TASK GOAL: Copy each of the entries below faithfully, setting aside any pictures.
==============================
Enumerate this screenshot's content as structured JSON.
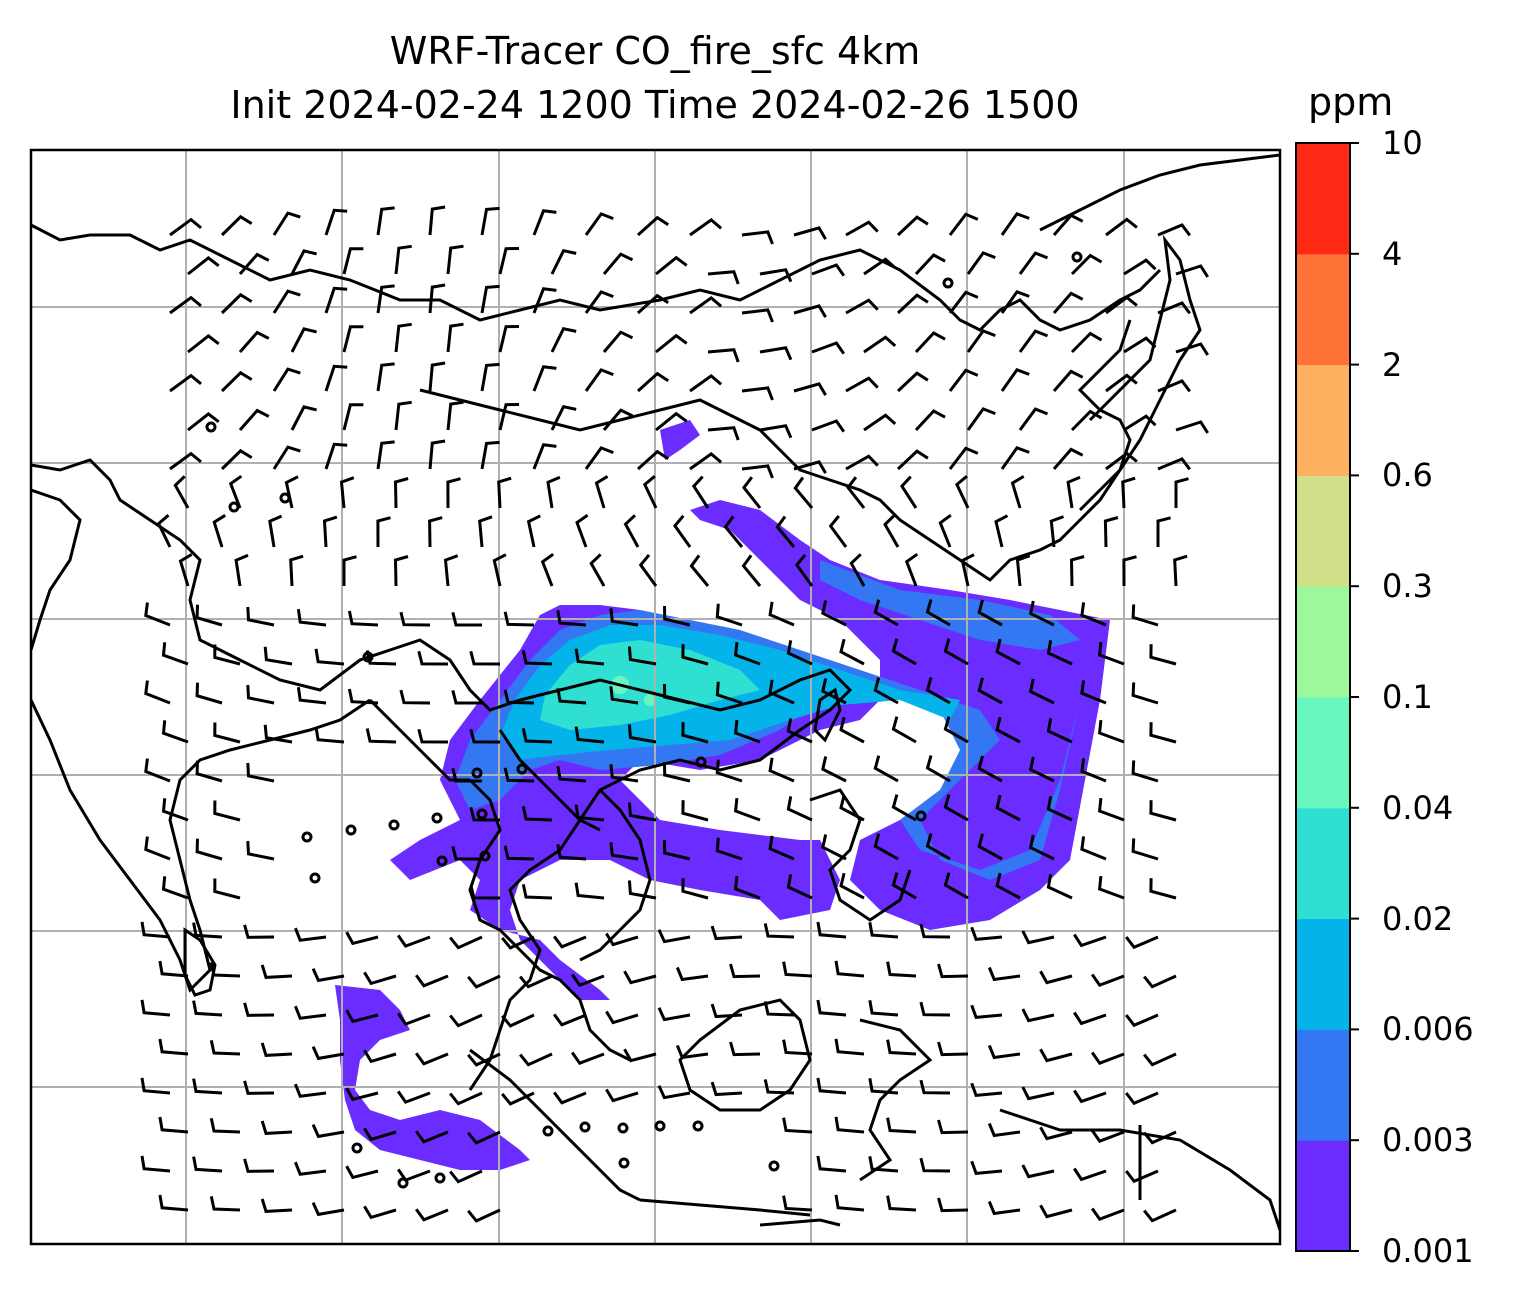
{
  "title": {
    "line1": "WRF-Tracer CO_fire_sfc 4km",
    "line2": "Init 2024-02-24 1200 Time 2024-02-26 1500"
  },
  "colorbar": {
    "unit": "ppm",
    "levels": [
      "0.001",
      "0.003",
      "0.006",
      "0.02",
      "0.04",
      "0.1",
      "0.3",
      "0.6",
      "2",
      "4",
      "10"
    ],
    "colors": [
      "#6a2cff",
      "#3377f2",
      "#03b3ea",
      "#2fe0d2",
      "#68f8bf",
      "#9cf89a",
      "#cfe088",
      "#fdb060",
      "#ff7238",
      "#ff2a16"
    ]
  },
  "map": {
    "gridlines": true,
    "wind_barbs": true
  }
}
==============================
FINAL ANSWER:
Enumerate this screenshot's content as structured JSON.
{
  "title": {
    "line1": "WRF-Tracer CO_fire_sfc 4km",
    "line2": "Init 2024-02-24 1200 Time 2024-02-26 1500"
  },
  "colorbar": {
    "unit": "ppm",
    "levels": [
      "0.001",
      "0.003",
      "0.006",
      "0.02",
      "0.04",
      "0.1",
      "0.3",
      "0.6",
      "2",
      "4",
      "10"
    ],
    "colors": [
      "#6a2cff",
      "#3377f2",
      "#03b3ea",
      "#2fe0d2",
      "#68f8bf",
      "#9cf89a",
      "#cfe088",
      "#fdb060",
      "#ff7238",
      "#ff2a16"
    ]
  },
  "map": {
    "gridlines": true,
    "wind_barbs": true
  }
}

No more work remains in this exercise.